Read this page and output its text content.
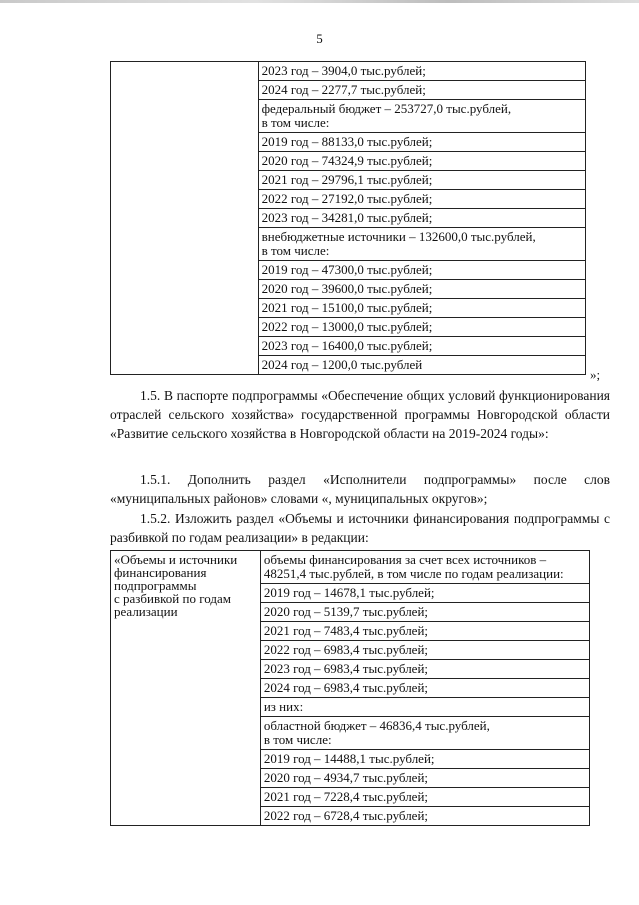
5

2023 год – 3904,0 тыс.рублей;
2024 год – 2277,7 тыс.рублей;
федеральный бюджет – 253727,0 тыс.рублей,
в том числе:
2019 год – 88133,0 тыс.рублей;
2020 год – 74324,9 тыс.рублей;
2021 год – 29796,1 тыс.рублей;
2022 год – 27192,0 тыс.рублей;
2023 год – 34281,0 тыс.рублей;
внебюджетные источники – 132600,0 тыс.рублей,
в том числе:
2019 год – 47300,0 тыс.рублей;
2020 год – 39600,0 тыс.рублей;
2021 год – 15100,0 тыс.рублей;
2022 год – 13000,0 тыс.рублей;
2023 год – 16400,0 тыс.рублей;
2024 год – 1200,0 тыс.рублей
»;
1.5. В паспорте подпрограммы «Обеспечение общих условий функционирования отраслей сельского хозяйства» государственной программы Новгородской области «Развитие сельского хозяйства в Новгородской области на 2019-2024 годы»:
1.5.1. Дополнить раздел «Исполнители подпрограммы» после слов «муниципальных районов» словами «, муниципальных округов»;
1.5.2. Изложить раздел «Объемы и источники финансирования подпрограммы с разбивкой по годам реализации» в редакции:
«Объемы и источники финансирования подпрограммы
с разбивкой по годам реализации

объемы финансирования за счет всех источников – 48251,4 тыс.рублей, в том числе по годам реализации:
2019 год – 14678,1 тыс.рублей;
2020 год – 5139,7 тыс.рублей;
2021 год – 7483,4 тыс.рублей;
2022 год – 6983,4 тыс.рублей;
2023 год – 6983,4 тыс.рублей;
2024 год – 6983,4 тыс.рублей;
из них:
областной бюджет – 46836,4 тыс.рублей,
в том числе:
2019 год – 14488,1 тыс.рублей;
2020 год – 4934,7 тыс.рублей;
2021 год – 7228,4 тыс.рублей;
2022 год – 6728,4 тыс.рублей;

Work to do
Print the complete listing exactly, apart from any pictures.

Result below
Read this page and output its text content.
5

2023 год – 3904,0 тыс.рублей;
2024 год – 2277,7 тыс.рублей;
федеральный бюджет – 253727,0 тыс.рублей,
в том числе:
2019 год – 88133,0 тыс.рублей;
2020 год – 74324,9 тыс.рублей;
2021 год – 29796,1 тыс.рублей;
2022 год – 27192,0 тыс.рублей;
2023 год – 34281,0 тыс.рублей;
внебюджетные источники – 132600,0 тыс.рублей,
в том числе:
2019 год – 47300,0 тыс.рублей;
2020 год – 39600,0 тыс.рублей;
2021 год – 15100,0 тыс.рублей;
2022 год – 13000,0 тыс.рублей;
2023 год – 16400,0 тыс.рублей;
2024 год – 1200,0 тыс.рублей
»;
1.5. В паспорте подпрограммы «Обеспечение общих условий функционирования отраслей сельского хозяйства» государственной программы Новгородской области «Развитие сельского хозяйства в Новгородской области на 2019-2024 годы»:
1.5.1. Дополнить раздел «Исполнители подпрограммы» после слов «муниципальных районов» словами «, муниципальных округов»;
1.5.2. Изложить раздел «Объемы и источники финансирования подпрограммы с разбивкой по годам реализации» в редакции:
«Объемы и источники финансирования подпрограммы
с разбивкой по годам реализации

объемы финансирования за счет всех источников – 48251,4 тыс.рублей, в том числе по годам реализации:
2019 год – 14678,1 тыс.рублей;
2020 год – 5139,7 тыс.рублей;
2021 год – 7483,4 тыс.рублей;
2022 год – 6983,4 тыс.рублей;
2023 год – 6983,4 тыс.рублей;
2024 год – 6983,4 тыс.рублей;
из них:
областной бюджет – 46836,4 тыс.рублей,
в том числе:
2019 год – 14488,1 тыс.рублей;
2020 год – 4934,7 тыс.рублей;
2021 год – 7228,4 тыс.рублей;
2022 год – 6728,4 тыс.рублей;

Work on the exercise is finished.